Supplied data
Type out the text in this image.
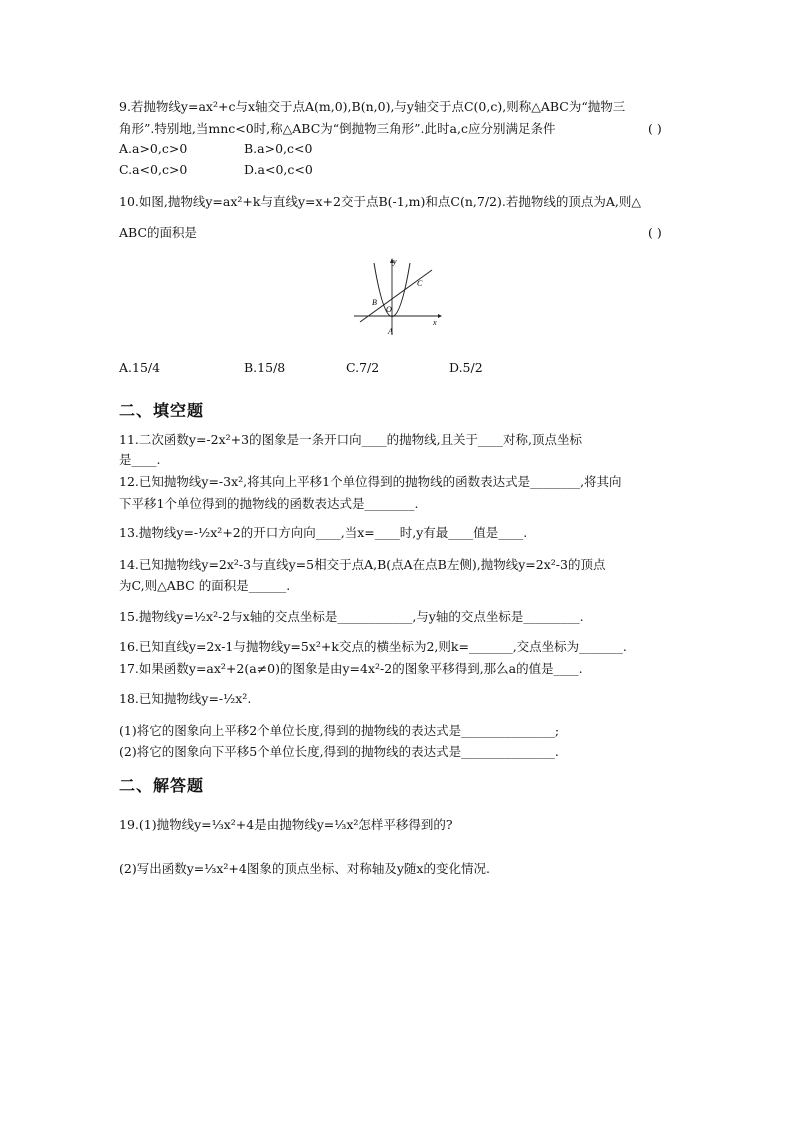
9.若抛物线y=ax²+c与x轴交于点A(m,0),B(n,0),与y轴交于点C(0,c),则称△ABC为“抛物三
角形”.特别地,当mnc<0时,称△ABC为“倒抛物三角形”.此时a,c应分别满足条件	( )
A.a>0,c>0	B.a>0,c<0
C.a<0,c>0	D.a<0,c<0
10.如图,抛物线y=ax²+k与直线y=x+2交于点B(-1,m)和点C(n,7/2).若抛物线的顶点为A,则△
ABC的面积是	( )
y
x
B
O
C
A
A.15/4	B.15/8	C.7/2	D.5/2
二、填空题
11.二次函数y=-2x²+3的图象是一条开口向____的抛物线,且关于____对称,顶点坐标
是____.
12.已知抛物线y=-3x²,将其向上平移1个单位得到的抛物线的函数表达式是________,将其向
下平移1个单位得到的抛物线的函数表达式是________.
13.抛物线y=-½x²+2的开口方向向____,当x=____时,y有最____值是____.
14.已知抛物线y=2x²-3与直线y=5相交于点A,B(点A在点B左侧),抛物线y=2x²-3的顶点
为C,则△ABC 的面积是______.
15.抛物线y=½x²-2与x轴的交点坐标是____________,与y轴的交点坐标是_________.
16.已知直线y=2x-1与抛物线y=5x²+k交点的横坐标为2,则k=_______,交点坐标为_______.
17.如果函数y=ax²+2(a≠0)的图象是由y=4x²-2的图象平移得到,那么a的值是____.
18.已知抛物线y=-½x².
(1)将它的图象向上平移2个单位长度,得到的抛物线的表达式是_______________;
(2)将它的图象向下平移5个单位长度,得到的抛物线的表达式是_______________.
二、解答题
19.(1)抛物线y=⅓x²+4是由抛物线y=⅓x²怎样平移得到的?
(2)写出函数y=⅓x²+4图象的顶点坐标、对称轴及y随x的变化情况.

What the exercise asks
Exactly reproduce the entries above, minus the pictures.

Solution to this exercise
Type out the text in this image.
9.若抛物线y=ax²+c与x轴交于点A(m,0),B(n,0),与y轴交于点C(0,c),则称△ABC为“抛物三
角形”.特别地,当mnc<0时,称△ABC为“倒抛物三角形”.此时a,c应分别满足条件	( )
A.a>0,c>0	B.a>0,c<0
C.a<0,c>0	D.a<0,c<0
10.如图,抛物线y=ax²+k与直线y=x+2交于点B(-1,m)和点C(n,7/2).若抛物线的顶点为A,则△
ABC的面积是	( )
y
x
B
O
C
A
A.15/4	B.15/8	C.7/2	D.5/2
二、填空题
11.二次函数y=-2x²+3的图象是一条开口向____的抛物线,且关于____对称,顶点坐标
是____.
12.已知抛物线y=-3x²,将其向上平移1个单位得到的抛物线的函数表达式是________,将其向
下平移1个单位得到的抛物线的函数表达式是________.
13.抛物线y=-½x²+2的开口方向向____,当x=____时,y有最____值是____.
14.已知抛物线y=2x²-3与直线y=5相交于点A,B(点A在点B左侧),抛物线y=2x²-3的顶点
为C,则△ABC 的面积是______.
15.抛物线y=½x²-2与x轴的交点坐标是____________,与y轴的交点坐标是_________.
16.已知直线y=2x-1与抛物线y=5x²+k交点的横坐标为2,则k=_______,交点坐标为_______.
17.如果函数y=ax²+2(a≠0)的图象是由y=4x²-2的图象平移得到,那么a的值是____.
18.已知抛物线y=-½x².
(1)将它的图象向上平移2个单位长度,得到的抛物线的表达式是_______________;
(2)将它的图象向下平移5个单位长度,得到的抛物线的表达式是_______________.
二、解答题
19.(1)抛物线y=⅓x²+4是由抛物线y=⅓x²怎样平移得到的?
(2)写出函数y=⅓x²+4图象的顶点坐标、对称轴及y随x的变化情况.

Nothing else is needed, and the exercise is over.